(Records about charts and figures)

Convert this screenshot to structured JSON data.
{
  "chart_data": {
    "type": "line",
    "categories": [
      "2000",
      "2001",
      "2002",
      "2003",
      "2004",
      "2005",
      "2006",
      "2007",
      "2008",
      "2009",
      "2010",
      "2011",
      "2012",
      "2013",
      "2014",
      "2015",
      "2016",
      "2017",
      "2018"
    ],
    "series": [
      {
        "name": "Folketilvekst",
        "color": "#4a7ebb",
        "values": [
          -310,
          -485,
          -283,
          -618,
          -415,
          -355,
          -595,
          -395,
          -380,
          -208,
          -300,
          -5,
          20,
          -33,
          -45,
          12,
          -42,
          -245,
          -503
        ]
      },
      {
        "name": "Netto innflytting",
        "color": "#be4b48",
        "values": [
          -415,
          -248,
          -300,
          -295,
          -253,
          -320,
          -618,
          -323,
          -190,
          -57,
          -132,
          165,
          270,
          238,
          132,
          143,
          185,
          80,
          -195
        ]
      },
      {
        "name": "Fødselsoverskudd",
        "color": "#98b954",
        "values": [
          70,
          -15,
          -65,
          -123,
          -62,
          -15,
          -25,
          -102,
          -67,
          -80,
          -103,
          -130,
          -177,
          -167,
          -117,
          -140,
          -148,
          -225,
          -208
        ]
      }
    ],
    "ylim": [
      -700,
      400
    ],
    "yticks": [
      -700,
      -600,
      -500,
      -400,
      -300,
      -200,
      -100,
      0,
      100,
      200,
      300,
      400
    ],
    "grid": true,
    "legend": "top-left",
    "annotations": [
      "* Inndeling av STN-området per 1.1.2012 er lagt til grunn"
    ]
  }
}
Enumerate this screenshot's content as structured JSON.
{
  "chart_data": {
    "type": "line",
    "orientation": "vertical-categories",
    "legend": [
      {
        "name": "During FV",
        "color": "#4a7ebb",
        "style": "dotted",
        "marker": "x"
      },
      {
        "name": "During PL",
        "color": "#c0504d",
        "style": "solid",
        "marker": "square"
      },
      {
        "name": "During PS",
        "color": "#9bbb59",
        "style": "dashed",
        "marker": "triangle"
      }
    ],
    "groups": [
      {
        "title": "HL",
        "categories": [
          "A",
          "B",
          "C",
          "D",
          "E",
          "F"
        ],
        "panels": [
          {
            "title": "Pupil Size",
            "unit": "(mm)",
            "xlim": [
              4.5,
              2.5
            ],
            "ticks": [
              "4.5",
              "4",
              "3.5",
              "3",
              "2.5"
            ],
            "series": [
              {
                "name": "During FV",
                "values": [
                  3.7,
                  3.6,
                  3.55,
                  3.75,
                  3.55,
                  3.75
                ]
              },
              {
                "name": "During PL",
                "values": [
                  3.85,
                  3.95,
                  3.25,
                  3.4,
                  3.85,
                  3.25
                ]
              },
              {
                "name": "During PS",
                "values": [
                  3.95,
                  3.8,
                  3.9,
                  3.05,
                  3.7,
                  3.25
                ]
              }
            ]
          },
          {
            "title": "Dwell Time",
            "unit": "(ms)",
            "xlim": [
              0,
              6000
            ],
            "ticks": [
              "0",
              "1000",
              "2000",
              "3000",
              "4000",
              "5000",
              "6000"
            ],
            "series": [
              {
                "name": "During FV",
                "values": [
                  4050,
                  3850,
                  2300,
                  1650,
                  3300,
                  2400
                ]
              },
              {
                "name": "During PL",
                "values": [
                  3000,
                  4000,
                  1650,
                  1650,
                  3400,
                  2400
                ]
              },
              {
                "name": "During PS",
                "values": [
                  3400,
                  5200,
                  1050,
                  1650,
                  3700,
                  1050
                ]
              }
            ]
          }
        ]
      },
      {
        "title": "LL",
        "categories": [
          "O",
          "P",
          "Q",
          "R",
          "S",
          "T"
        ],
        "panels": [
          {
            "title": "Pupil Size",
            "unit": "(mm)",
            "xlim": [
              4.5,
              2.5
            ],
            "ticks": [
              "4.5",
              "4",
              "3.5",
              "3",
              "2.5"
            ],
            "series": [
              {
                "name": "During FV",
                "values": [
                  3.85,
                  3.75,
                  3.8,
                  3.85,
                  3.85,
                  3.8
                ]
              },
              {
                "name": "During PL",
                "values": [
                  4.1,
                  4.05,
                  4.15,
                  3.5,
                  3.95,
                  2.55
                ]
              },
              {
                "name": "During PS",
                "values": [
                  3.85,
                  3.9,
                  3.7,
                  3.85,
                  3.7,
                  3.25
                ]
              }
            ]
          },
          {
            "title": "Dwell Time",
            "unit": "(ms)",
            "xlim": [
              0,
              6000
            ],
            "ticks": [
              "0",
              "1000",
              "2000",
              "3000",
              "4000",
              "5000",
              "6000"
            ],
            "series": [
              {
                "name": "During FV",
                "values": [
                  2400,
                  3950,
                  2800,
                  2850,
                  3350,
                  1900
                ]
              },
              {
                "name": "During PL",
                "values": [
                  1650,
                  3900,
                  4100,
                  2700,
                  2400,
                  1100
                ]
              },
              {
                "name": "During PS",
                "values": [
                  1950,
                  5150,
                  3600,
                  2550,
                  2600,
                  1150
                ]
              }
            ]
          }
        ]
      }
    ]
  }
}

◆ Problem details
Take the records above and return them exactly as written.

◆ Task result
Convert this screenshot to structured JSON data.
{
  "chart_data": {
    "type": "line",
    "categories": [
      "2000",
      "2001",
      "2002",
      "2003",
      "2004",
      "2005",
      "2006",
      "2007",
      "2008",
      "2009",
      "2010",
      "2011",
      "2012",
      "2013",
      "2014",
      "2015",
      "2016",
      "2017",
      "2018"
    ],
    "series": [
      {
        "name": "Folketilvekst",
        "color": "#4a7ebb",
        "values": [
          -310,
          -485,
          -283,
          -618,
          -415,
          -355,
          -595,
          -395,
          -380,
          -208,
          -300,
          -5,
          20,
          -33,
          -45,
          12,
          -42,
          -245,
          -503
        ]
      },
      {
        "name": "Netto innflytting",
        "color": "#be4b48",
        "values": [
          -415,
          -248,
          -300,
          -295,
          -253,
          -320,
          -618,
          -323,
          -190,
          -57,
          -132,
          165,
          270,
          238,
          132,
          143,
          185,
          80,
          -195
        ]
      },
      {
        "name": "Fødselsoverskudd",
        "color": "#98b954",
        "values": [
          70,
          -15,
          -65,
          -123,
          -62,
          -15,
          -25,
          -102,
          -67,
          -80,
          -103,
          -130,
          -177,
          -167,
          -117,
          -140,
          -148,
          -225,
          -208
        ]
      }
    ],
    "ylim": [
      -700,
      400
    ],
    "yticks": [
      -700,
      -600,
      -500,
      -400,
      -300,
      -200,
      -100,
      0,
      100,
      200,
      300,
      400
    ],
    "grid": true,
    "legend": "top-left",
    "annotations": [
      "* Inndeling av STN-området per 1.1.2012 er lagt til grunn"
    ]
  }
}
Enumerate this screenshot's content as structured JSON.
{
  "chart_data": {
    "type": "line",
    "orientation": "vertical-categories",
    "legend": [
      {
        "name": "During FV",
        "color": "#4a7ebb",
        "style": "dotted",
        "marker": "x"
      },
      {
        "name": "During PL",
        "color": "#c0504d",
        "style": "solid",
        "marker": "square"
      },
      {
        "name": "During PS",
        "color": "#9bbb59",
        "style": "dashed",
        "marker": "triangle"
      }
    ],
    "groups": [
      {
        "title": "HL",
        "categories": [
          "A",
          "B",
          "C",
          "D",
          "E",
          "F"
        ],
        "panels": [
          {
            "title": "Pupil Size",
            "unit": "(mm)",
            "xlim": [
              4.5,
              2.5
            ],
            "ticks": [
              "4.5",
              "4",
              "3.5",
              "3",
              "2.5"
            ],
            "series": [
              {
                "name": "During FV",
                "values": [
                  3.7,
                  3.6,
                  3.55,
                  3.75,
                  3.55,
                  3.75
                ]
              },
              {
                "name": "During PL",
                "values": [
                  3.85,
                  3.95,
                  3.25,
                  3.4,
                  3.85,
                  3.25
                ]
              },
              {
                "name": "During PS",
                "values": [
                  3.95,
                  3.8,
                  3.9,
                  3.05,
                  3.7,
                  3.25
                ]
              }
            ]
          },
          {
            "title": "Dwell Time",
            "unit": "(ms)",
            "xlim": [
              0,
              6000
            ],
            "ticks": [
              "0",
              "1000",
              "2000",
              "3000",
              "4000",
              "5000",
              "6000"
            ],
            "series": [
              {
                "name": "During FV",
                "values": [
                  4050,
                  3850,
                  2300,
                  1650,
                  3300,
                  2400
                ]
              },
              {
                "name": "During PL",
                "values": [
                  3000,
                  4000,
                  1650,
                  1650,
                  3400,
                  2400
                ]
              },
              {
                "name": "During PS",
                "values": [
                  3400,
                  5200,
                  1050,
                  1650,
                  3700,
                  1050
                ]
              }
            ]
          }
        ]
      },
      {
        "title": "LL",
        "categories": [
          "O",
          "P",
          "Q",
          "R",
          "S",
          "T"
        ],
        "panels": [
          {
            "title": "Pupil Size",
            "unit": "(mm)",
            "xlim": [
              4.5,
              2.5
            ],
            "ticks": [
              "4.5",
              "4",
              "3.5",
              "3",
              "2.5"
            ],
            "series": [
              {
                "name": "During FV",
                "values": [
                  3.85,
                  3.75,
                  3.8,
                  3.85,
                  3.85,
                  3.8
                ]
              },
              {
                "name": "During PL",
                "values": [
                  4.1,
                  4.05,
                  4.15,
                  3.5,
                  3.95,
                  2.55
                ]
              },
              {
                "name": "During PS",
                "values": [
                  3.85,
                  3.9,
                  3.7,
                  3.85,
                  3.7,
                  3.25
                ]
              }
            ]
          },
          {
            "title": "Dwell Time",
            "unit": "(ms)",
            "xlim": [
              0,
              6000
            ],
            "ticks": [
              "0",
              "1000",
              "2000",
              "3000",
              "4000",
              "5000",
              "6000"
            ],
            "series": [
              {
                "name": "During FV",
                "values": [
                  2400,
                  3950,
                  2800,
                  2850,
                  3350,
                  1900
                ]
              },
              {
                "name": "During PL",
                "values": [
                  1650,
                  3900,
                  4100,
                  2700,
                  2400,
                  1100
                ]
              },
              {
                "name": "During PS",
                "values": [
                  1950,
                  5150,
                  3600,
                  2550,
                  2600,
                  1150
                ]
              }
            ]
          }
        ]
      }
    ]
  }
}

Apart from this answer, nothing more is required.